> [YOUR OBJECTIVE]:
Of the lines below, how many hold the string "Test"? Give only the number.

> [Data entries]:
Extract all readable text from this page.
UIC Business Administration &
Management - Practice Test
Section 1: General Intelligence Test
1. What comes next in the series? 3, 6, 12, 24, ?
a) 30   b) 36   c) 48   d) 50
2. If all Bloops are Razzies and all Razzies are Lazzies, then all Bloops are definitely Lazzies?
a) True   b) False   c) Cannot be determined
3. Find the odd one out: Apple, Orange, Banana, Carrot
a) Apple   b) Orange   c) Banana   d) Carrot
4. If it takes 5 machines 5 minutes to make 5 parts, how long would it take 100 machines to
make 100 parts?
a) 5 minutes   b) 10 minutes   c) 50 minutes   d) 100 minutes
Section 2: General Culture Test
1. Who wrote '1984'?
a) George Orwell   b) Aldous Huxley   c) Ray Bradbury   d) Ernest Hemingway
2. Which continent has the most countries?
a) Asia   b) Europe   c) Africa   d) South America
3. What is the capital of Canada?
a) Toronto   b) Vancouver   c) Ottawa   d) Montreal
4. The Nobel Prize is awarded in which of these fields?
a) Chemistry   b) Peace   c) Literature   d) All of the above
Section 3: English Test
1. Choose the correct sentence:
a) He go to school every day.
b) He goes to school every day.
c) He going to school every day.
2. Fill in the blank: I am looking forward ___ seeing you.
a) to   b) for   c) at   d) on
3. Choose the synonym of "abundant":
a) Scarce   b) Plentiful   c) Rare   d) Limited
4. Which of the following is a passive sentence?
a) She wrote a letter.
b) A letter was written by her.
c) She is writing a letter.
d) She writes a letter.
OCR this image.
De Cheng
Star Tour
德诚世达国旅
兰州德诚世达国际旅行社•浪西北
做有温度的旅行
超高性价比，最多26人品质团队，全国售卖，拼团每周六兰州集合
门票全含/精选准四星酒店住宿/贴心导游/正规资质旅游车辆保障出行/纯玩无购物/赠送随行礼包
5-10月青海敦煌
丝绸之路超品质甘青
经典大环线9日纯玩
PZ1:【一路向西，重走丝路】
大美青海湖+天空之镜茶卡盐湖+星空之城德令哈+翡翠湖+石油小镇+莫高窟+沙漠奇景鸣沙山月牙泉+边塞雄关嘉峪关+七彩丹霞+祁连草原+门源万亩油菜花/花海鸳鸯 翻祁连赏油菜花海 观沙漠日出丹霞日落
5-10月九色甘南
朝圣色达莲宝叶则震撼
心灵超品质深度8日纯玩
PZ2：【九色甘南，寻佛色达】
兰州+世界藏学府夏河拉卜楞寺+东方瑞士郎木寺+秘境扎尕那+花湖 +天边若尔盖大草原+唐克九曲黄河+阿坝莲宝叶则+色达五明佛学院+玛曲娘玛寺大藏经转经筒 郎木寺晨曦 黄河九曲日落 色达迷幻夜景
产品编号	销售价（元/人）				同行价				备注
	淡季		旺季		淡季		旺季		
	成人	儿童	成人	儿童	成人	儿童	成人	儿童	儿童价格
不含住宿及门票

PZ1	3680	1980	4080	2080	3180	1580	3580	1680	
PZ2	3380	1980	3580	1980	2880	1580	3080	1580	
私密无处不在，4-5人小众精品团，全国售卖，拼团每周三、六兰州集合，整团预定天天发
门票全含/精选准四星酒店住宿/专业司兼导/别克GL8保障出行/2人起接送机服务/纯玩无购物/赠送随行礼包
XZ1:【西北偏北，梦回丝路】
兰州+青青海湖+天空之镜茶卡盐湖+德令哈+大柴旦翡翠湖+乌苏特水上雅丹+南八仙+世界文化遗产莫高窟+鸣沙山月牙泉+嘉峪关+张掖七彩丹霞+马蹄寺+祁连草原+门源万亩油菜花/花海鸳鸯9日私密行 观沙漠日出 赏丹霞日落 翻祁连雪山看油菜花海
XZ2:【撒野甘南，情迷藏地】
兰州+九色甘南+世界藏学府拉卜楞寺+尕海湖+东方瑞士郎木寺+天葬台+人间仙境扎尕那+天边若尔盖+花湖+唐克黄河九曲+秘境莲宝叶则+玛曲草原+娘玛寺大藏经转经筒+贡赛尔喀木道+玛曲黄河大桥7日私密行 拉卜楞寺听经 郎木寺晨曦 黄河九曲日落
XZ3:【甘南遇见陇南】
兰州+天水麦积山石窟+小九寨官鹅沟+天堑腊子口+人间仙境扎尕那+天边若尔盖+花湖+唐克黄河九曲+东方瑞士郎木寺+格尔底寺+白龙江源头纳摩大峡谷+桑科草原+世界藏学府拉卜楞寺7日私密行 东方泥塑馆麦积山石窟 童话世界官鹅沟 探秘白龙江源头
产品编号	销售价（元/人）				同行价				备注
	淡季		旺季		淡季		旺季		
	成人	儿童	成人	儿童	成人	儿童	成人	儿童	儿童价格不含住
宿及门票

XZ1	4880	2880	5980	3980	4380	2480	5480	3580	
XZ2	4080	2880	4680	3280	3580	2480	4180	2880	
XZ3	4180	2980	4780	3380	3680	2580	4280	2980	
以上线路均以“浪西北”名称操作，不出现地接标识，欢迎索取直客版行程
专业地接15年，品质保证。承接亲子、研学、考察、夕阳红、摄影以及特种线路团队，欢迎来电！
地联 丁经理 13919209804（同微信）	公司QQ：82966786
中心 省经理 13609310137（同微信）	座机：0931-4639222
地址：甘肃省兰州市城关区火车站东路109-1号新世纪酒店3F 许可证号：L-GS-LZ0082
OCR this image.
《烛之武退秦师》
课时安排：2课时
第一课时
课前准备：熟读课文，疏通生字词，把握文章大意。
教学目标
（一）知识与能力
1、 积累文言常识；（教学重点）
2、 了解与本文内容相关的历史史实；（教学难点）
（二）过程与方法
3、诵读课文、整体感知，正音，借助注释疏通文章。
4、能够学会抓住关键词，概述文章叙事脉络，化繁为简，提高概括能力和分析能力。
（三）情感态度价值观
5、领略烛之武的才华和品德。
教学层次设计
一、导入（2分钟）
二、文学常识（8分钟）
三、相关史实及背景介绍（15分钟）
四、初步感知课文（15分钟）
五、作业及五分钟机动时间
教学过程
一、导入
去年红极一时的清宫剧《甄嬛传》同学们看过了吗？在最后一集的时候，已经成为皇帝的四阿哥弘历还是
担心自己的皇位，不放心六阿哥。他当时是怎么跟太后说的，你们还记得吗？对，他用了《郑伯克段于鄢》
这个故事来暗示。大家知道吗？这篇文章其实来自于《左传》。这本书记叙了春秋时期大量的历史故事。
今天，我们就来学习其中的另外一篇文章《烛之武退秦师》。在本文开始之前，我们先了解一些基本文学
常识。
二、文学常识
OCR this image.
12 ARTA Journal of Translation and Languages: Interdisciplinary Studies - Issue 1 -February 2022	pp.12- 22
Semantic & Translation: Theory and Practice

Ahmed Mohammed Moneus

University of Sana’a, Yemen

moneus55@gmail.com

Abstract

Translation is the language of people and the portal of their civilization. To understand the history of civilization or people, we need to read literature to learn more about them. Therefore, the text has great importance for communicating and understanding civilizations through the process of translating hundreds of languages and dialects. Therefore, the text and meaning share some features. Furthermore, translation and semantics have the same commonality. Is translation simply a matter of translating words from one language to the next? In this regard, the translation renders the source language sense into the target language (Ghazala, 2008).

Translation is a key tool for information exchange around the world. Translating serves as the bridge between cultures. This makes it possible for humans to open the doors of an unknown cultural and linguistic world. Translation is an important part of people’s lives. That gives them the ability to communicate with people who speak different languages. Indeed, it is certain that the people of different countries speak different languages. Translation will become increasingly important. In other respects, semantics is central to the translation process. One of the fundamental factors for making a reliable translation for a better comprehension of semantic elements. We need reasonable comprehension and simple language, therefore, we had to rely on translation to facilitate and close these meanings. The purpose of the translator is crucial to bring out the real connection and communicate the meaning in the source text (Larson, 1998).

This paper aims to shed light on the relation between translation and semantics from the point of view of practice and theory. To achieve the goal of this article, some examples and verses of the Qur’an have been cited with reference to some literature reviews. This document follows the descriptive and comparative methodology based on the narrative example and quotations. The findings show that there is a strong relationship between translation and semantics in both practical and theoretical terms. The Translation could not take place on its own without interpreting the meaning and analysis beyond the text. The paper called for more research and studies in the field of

> [WRITTEN SOLUTION]:
4